TASK DIRECTIONS -> Only lines with the string "надо" matter here; gather them from the material below.

Items from a data source:
-----

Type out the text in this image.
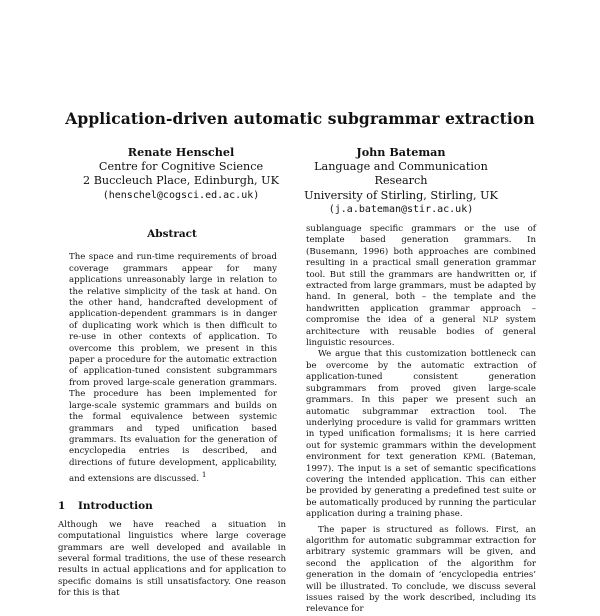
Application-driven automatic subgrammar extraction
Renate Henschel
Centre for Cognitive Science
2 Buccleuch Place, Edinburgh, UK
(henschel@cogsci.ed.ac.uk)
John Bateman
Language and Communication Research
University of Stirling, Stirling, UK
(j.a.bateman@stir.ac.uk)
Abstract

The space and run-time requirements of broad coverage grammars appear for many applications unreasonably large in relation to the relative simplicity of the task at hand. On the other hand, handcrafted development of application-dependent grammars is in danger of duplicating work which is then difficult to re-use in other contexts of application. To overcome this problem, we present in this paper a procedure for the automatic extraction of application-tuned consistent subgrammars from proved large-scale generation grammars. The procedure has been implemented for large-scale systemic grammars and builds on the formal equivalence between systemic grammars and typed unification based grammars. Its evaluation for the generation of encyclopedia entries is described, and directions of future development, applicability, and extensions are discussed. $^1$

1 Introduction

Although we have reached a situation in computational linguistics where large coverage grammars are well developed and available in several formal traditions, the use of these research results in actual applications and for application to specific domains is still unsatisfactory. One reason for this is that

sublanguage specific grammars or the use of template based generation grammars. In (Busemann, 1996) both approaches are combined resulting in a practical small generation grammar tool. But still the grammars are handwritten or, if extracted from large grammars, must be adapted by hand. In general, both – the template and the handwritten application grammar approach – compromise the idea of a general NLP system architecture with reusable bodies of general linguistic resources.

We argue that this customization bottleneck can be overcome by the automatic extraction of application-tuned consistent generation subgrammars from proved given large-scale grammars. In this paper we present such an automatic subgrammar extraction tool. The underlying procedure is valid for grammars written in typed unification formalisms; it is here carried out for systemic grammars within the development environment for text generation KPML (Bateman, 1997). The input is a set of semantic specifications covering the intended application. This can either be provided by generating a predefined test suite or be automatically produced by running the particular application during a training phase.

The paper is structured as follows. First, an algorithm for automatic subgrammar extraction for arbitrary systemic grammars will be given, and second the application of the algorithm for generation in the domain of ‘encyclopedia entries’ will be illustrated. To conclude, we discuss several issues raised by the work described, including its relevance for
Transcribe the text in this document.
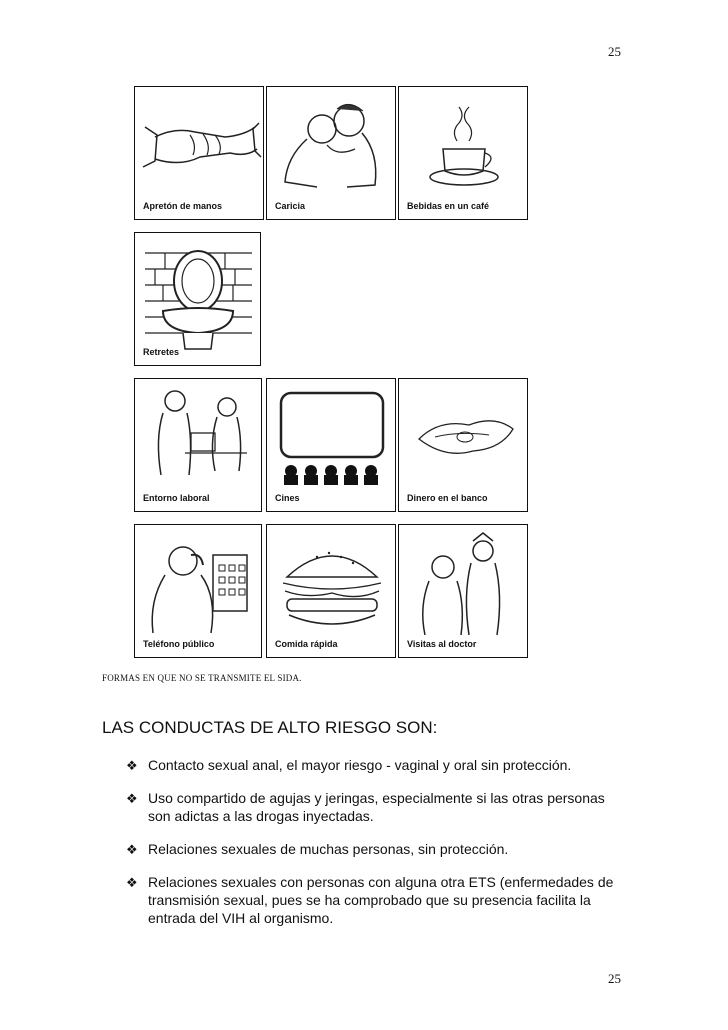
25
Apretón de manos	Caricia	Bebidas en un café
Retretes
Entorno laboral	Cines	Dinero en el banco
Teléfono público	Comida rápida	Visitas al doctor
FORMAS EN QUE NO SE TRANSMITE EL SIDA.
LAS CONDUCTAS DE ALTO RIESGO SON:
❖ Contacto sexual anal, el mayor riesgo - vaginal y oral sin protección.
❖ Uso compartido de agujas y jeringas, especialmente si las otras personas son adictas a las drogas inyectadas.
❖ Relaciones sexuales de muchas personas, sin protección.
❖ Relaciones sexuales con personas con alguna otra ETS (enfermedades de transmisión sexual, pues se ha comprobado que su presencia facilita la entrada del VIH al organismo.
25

-----

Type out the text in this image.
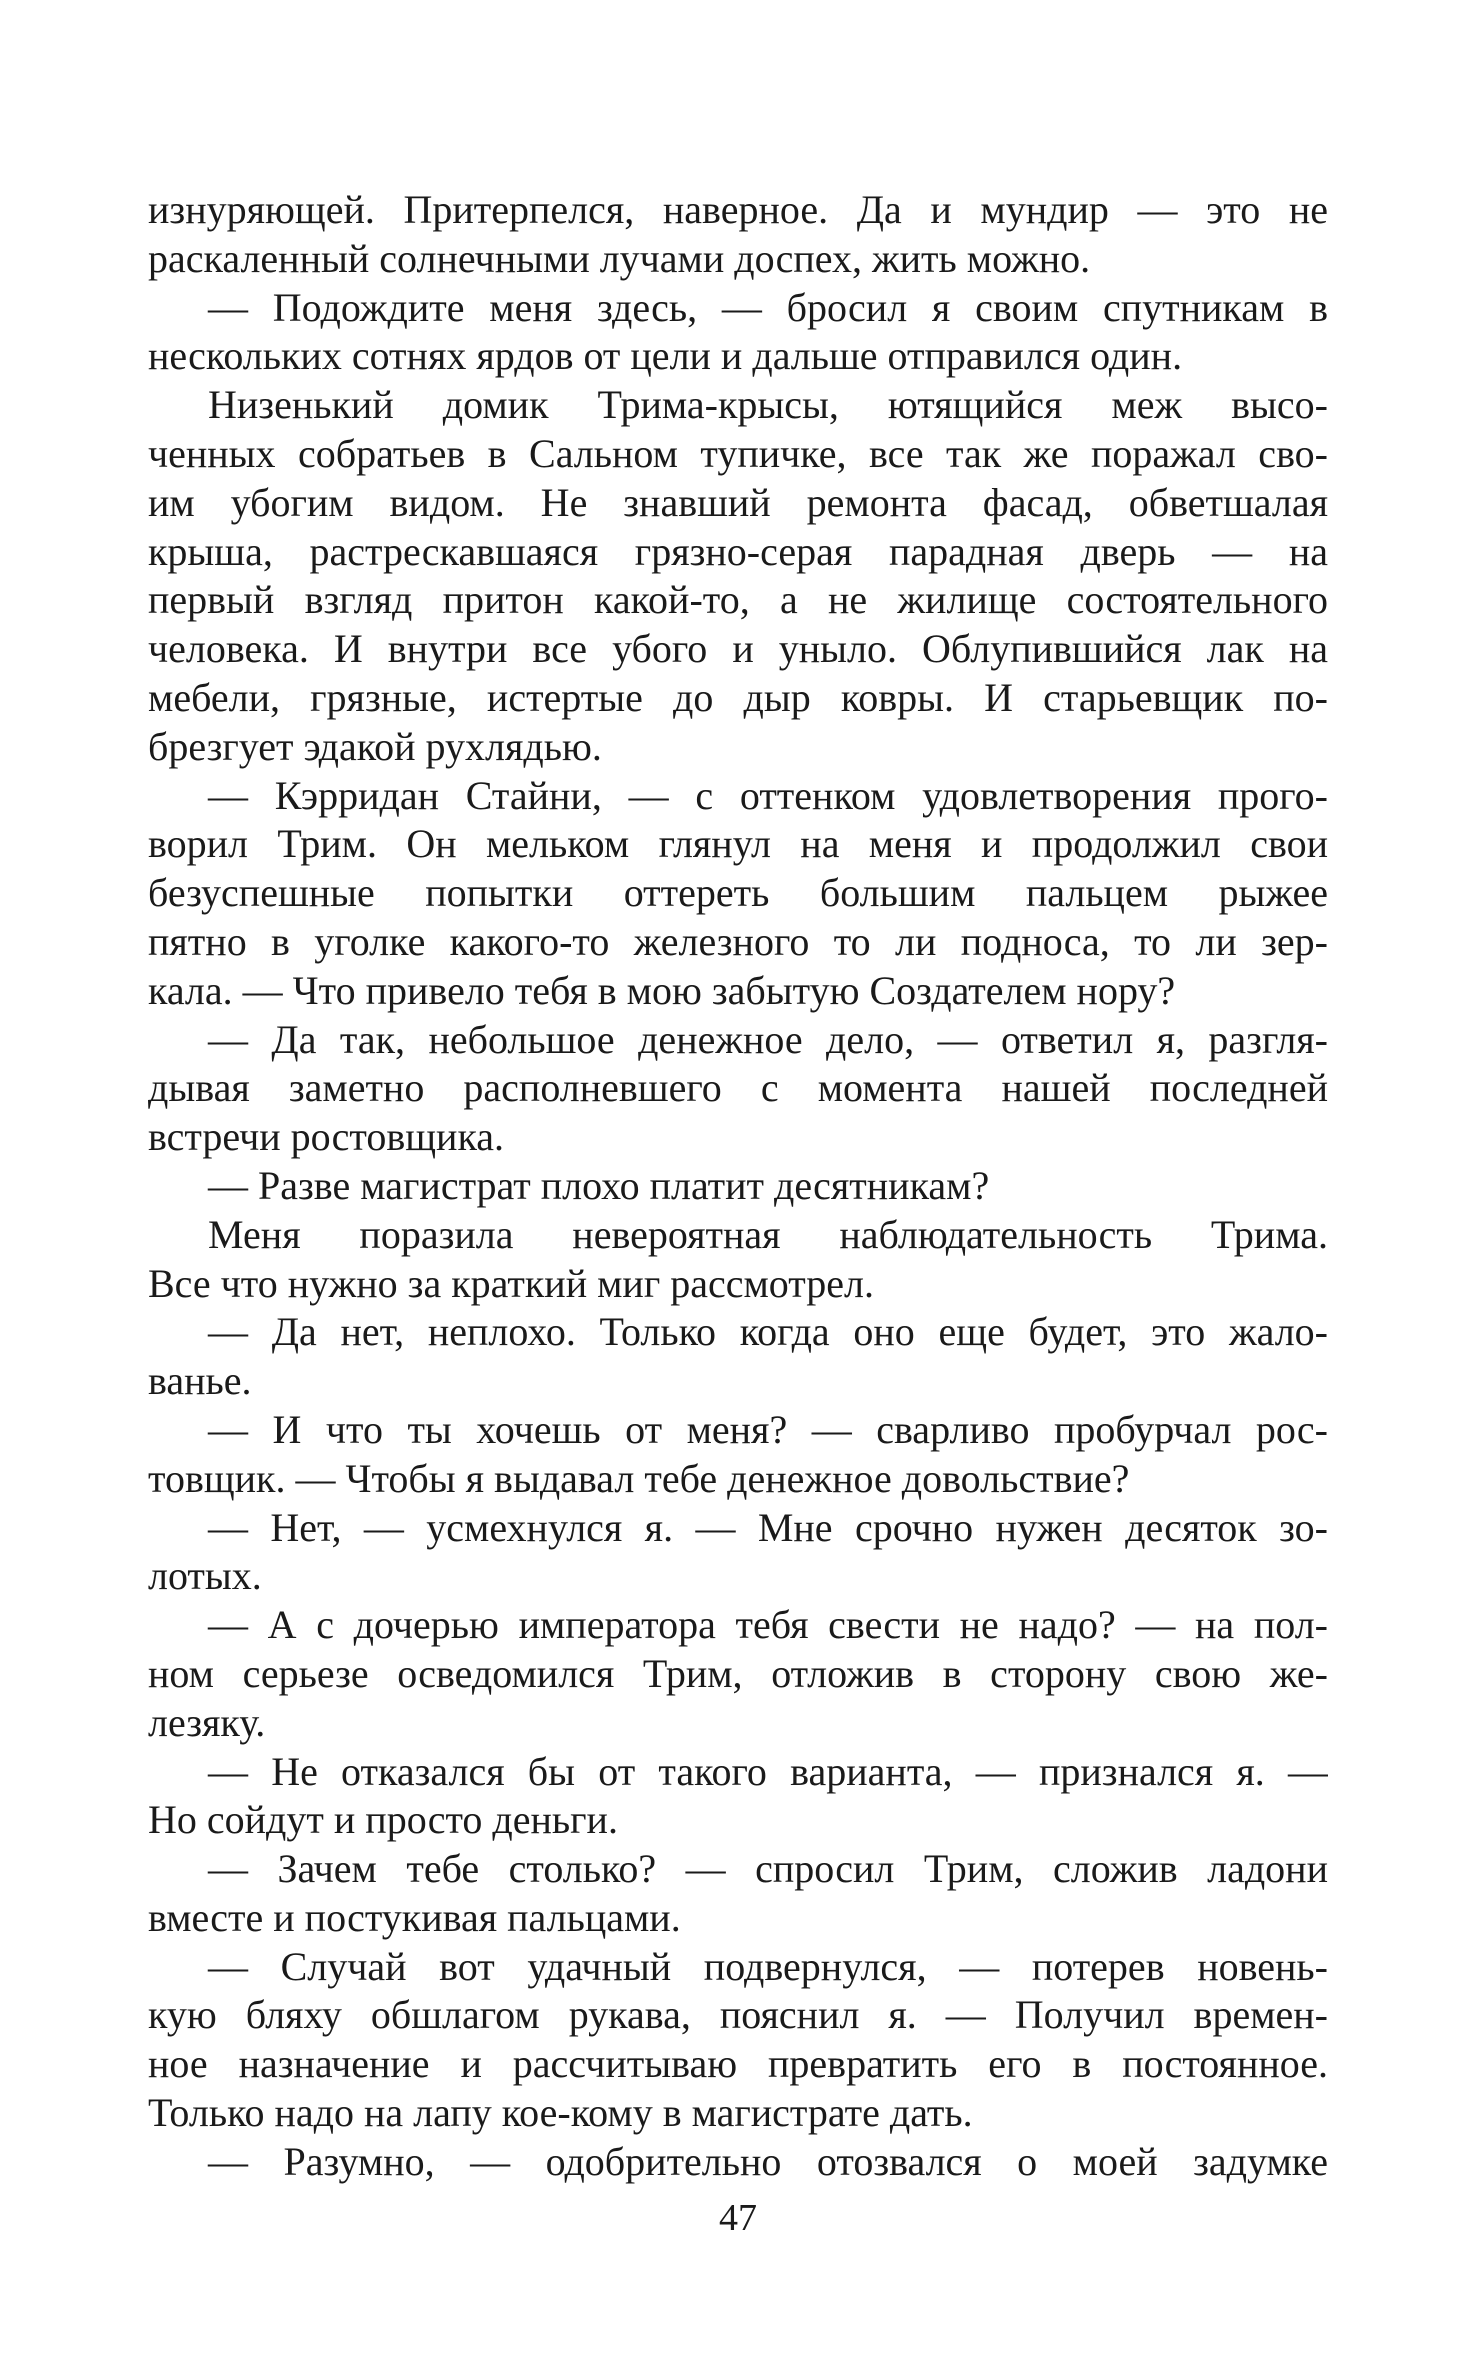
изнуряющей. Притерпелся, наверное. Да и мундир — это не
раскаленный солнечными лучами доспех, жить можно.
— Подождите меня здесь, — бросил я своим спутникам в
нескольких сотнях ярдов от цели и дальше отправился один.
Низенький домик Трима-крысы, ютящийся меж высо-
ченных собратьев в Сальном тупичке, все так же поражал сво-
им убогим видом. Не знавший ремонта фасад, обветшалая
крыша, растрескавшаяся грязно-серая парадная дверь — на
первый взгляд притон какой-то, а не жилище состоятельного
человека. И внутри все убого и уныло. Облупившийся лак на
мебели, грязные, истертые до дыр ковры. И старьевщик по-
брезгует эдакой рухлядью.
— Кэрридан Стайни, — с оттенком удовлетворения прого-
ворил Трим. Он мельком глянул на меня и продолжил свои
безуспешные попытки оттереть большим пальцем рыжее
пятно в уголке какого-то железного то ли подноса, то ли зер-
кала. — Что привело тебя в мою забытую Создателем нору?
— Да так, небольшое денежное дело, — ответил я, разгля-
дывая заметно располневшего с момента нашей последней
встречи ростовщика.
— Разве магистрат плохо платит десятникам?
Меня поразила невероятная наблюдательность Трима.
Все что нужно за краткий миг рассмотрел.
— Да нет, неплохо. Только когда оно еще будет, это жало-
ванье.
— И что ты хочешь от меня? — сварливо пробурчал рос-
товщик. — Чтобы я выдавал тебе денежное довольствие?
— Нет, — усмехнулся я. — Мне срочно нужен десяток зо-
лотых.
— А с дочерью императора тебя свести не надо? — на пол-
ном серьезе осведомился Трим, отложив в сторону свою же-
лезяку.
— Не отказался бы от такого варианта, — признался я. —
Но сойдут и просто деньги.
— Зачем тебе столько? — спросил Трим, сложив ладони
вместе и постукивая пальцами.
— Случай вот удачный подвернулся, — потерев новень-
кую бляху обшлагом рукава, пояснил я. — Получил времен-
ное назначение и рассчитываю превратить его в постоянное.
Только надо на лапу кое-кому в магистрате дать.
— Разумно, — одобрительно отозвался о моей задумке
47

-----

SOLUTION TO THIS PROBLEM ->
— А с дочерью императора тебя свести не надо? — на пол-
Только надо на лапу кое-кому в магистрате дать.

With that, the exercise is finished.